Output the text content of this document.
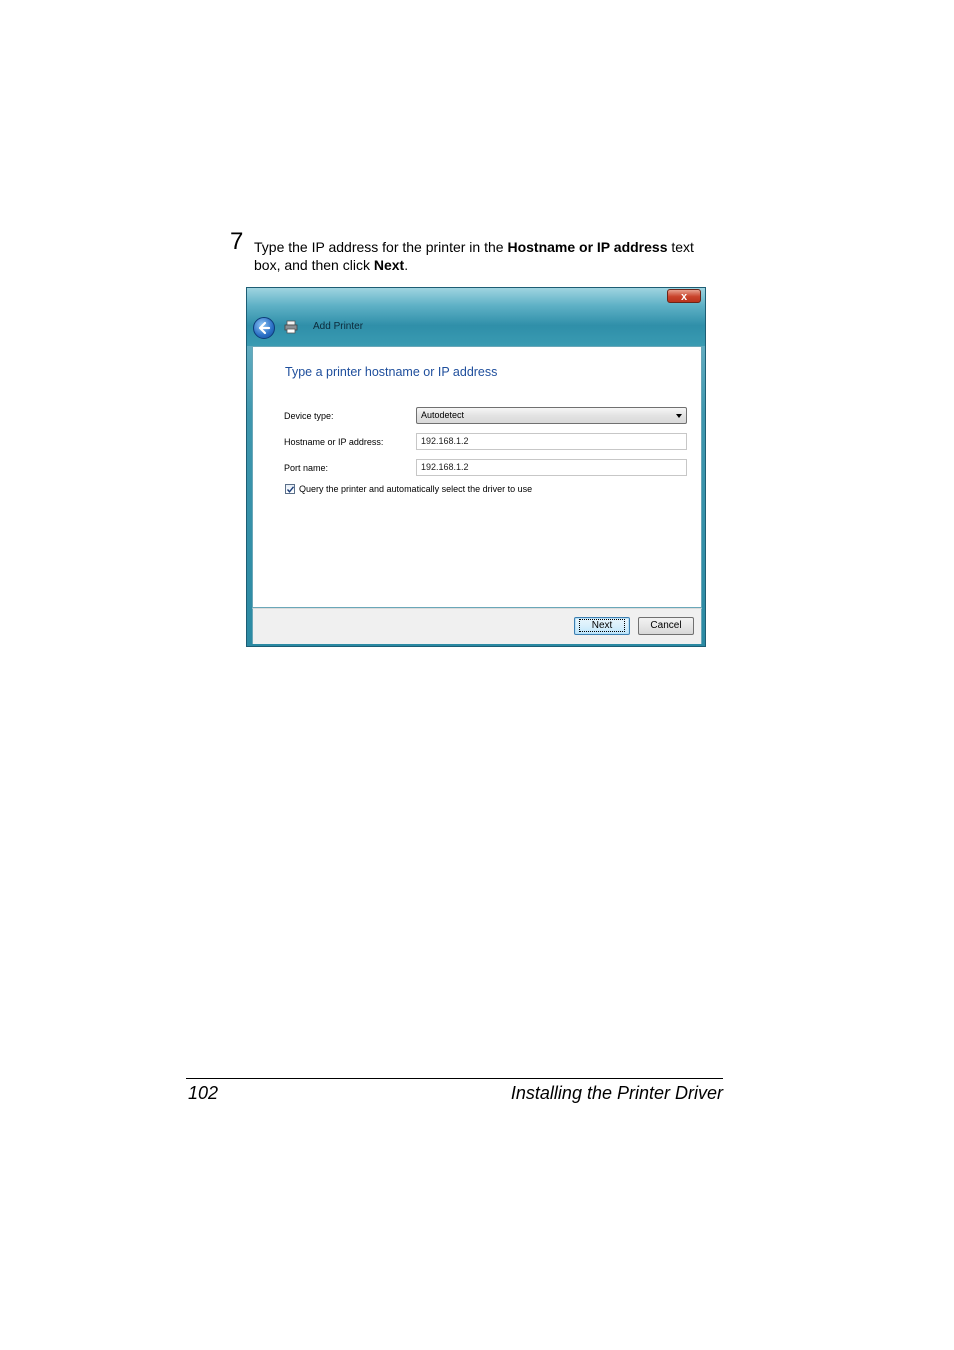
7 Type the IP address for the printer in the Hostname or IP address text box, and then click Next.
x
Add Printer
Type a printer hostname or IP address
Device type:	Autodetect
Hostname or IP address:	192.168.1.2
Port name:	192.168.1.2
Query the printer and automatically select the driver to use
Next	Cancel
102	Installing the Printer Driver
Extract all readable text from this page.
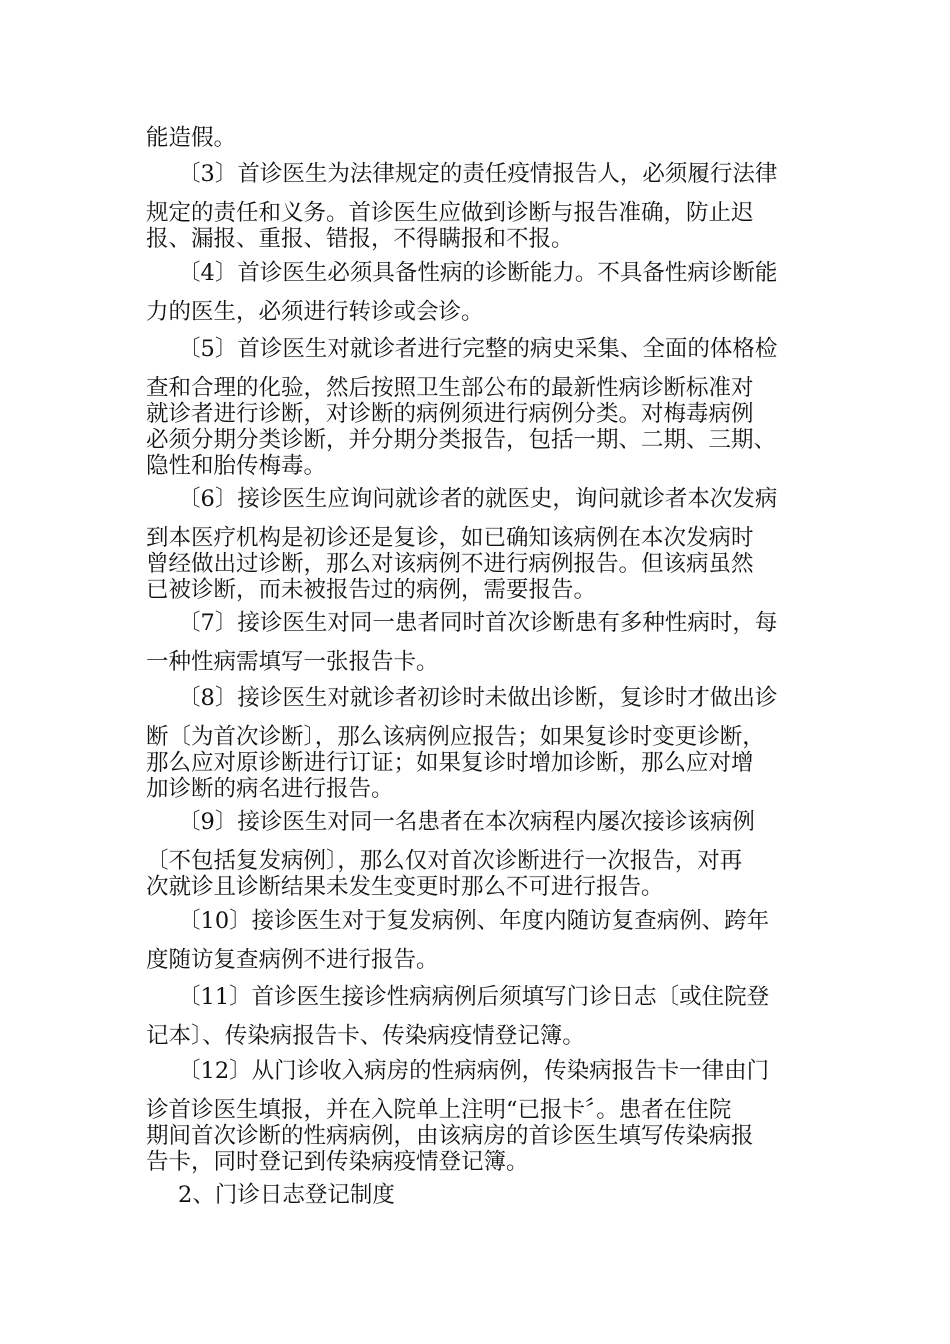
能造假。
〔3〕首诊医生为法律规定的责任疫情报告人，必须履行法律
规定的责任和义务。首诊医生应做到诊断与报告准确，防止迟
报、漏报、重报、错报，不得瞒报和不报。
〔4〕首诊医生必须具备性病的诊断能力。不具备性病诊断能
力的医生，必须进行转诊或会诊。
〔5〕首诊医生对就诊者进行完整的病史采集、全面的体格检
查和合理的化验，然后按照卫生部公布的最新性病诊断标准对
就诊者进行诊断，对诊断的病例须进行病例分类。对梅毒病例
必须分期分类诊断，并分期分类报告，包括一期、二期、三期、
隐性和胎传梅毒。
〔6〕接诊医生应询问就诊者的就医史，询问就诊者本次发病
到本医疗机构是初诊还是复诊，如已确知该病例在本次发病时
曾经做出过诊断，那么对该病例不进行病例报告。但该病虽然
已被诊断，而未被报告过的病例，需要报告。
〔7〕接诊医生对同一患者同时首次诊断患有多种性病时，每
一种性病需填写一张报告卡。
〔8〕接诊医生对就诊者初诊时未做出诊断，复诊时才做出诊
断〔为首次诊断〕，那么该病例应报告；如果复诊时变更诊断，
那么应对原诊断进行订证；如果复诊时增加诊断，那么应对增
加诊断的病名进行报告。
〔9〕接诊医生对同一名患者在本次病程内屡次接诊该病例
〔不包括复发病例〕，那么仅对首次诊断进行一次报告，对再
次就诊且诊断结果未发生变更时那么不可进行报告。
〔10〕接诊医生对于复发病例、年度内随访复查病例、跨年
度随访复查病例不进行报告。
〔11〕首诊医生接诊性病病例后须填写门诊日志〔或住院登
记本〕、传染病报告卡、传染病疫情登记簿。
〔12〕从门诊收入病房的性病病例，传染病报告卡一律由门
诊首诊医生填报，并在入院单上注明“已报卡〞。患者在住院
期间首次诊断的性病病例，由该病房的首诊医生填写传染病报
告卡，同时登记到传染病疫情登记簿。
2、门诊日志登记制度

▬▬▬

### Task directions
Retype each entry precisely. Skip images entirely.

### Answer to this exercise
Output the text content of this document.
7 Type the IP address for the printer in the Hostname or IP address text box, and then click Next.
x
Add Printer
Type a printer hostname or IP address
Device type:	Autodetect
Hostname or IP address:	192.168.1.2
Port name:	192.168.1.2
Query the printer and automatically select the driver to use
Next	Cancel
102	Installing the Printer Driver
Extract all readable text from this page.
能造假。
〔3〕首诊医生为法律规定的责任疫情报告人，必须履行法律
规定的责任和义务。首诊医生应做到诊断与报告准确，防止迟
报、漏报、重报、错报，不得瞒报和不报。
〔4〕首诊医生必须具备性病的诊断能力。不具备性病诊断能
力的医生，必须进行转诊或会诊。
〔5〕首诊医生对就诊者进行完整的病史采集、全面的体格检
查和合理的化验，然后按照卫生部公布的最新性病诊断标准对
就诊者进行诊断，对诊断的病例须进行病例分类。对梅毒病例
必须分期分类诊断，并分期分类报告，包括一期、二期、三期、
隐性和胎传梅毒。
〔6〕接诊医生应询问就诊者的就医史，询问就诊者本次发病
到本医疗机构是初诊还是复诊，如已确知该病例在本次发病时
曾经做出过诊断，那么对该病例不进行病例报告。但该病虽然
已被诊断，而未被报告过的病例，需要报告。
〔7〕接诊医生对同一患者同时首次诊断患有多种性病时，每
一种性病需填写一张报告卡。
〔8〕接诊医生对就诊者初诊时未做出诊断，复诊时才做出诊
断〔为首次诊断〕，那么该病例应报告；如果复诊时变更诊断，
那么应对原诊断进行订证；如果复诊时增加诊断，那么应对增
加诊断的病名进行报告。
〔9〕接诊医生对同一名患者在本次病程内屡次接诊该病例
〔不包括复发病例〕，那么仅对首次诊断进行一次报告，对再
次就诊且诊断结果未发生变更时那么不可进行报告。
〔10〕接诊医生对于复发病例、年度内随访复查病例、跨年
度随访复查病例不进行报告。
〔11〕首诊医生接诊性病病例后须填写门诊日志〔或住院登
记本〕、传染病报告卡、传染病疫情登记簿。
〔12〕从门诊收入病房的性病病例，传染病报告卡一律由门
诊首诊医生填报，并在入院单上注明“已报卡〞。患者在住院
期间首次诊断的性病病例，由该病房的首诊医生填写传染病报
告卡，同时登记到传染病疫情登记簿。
2、门诊日志登记制度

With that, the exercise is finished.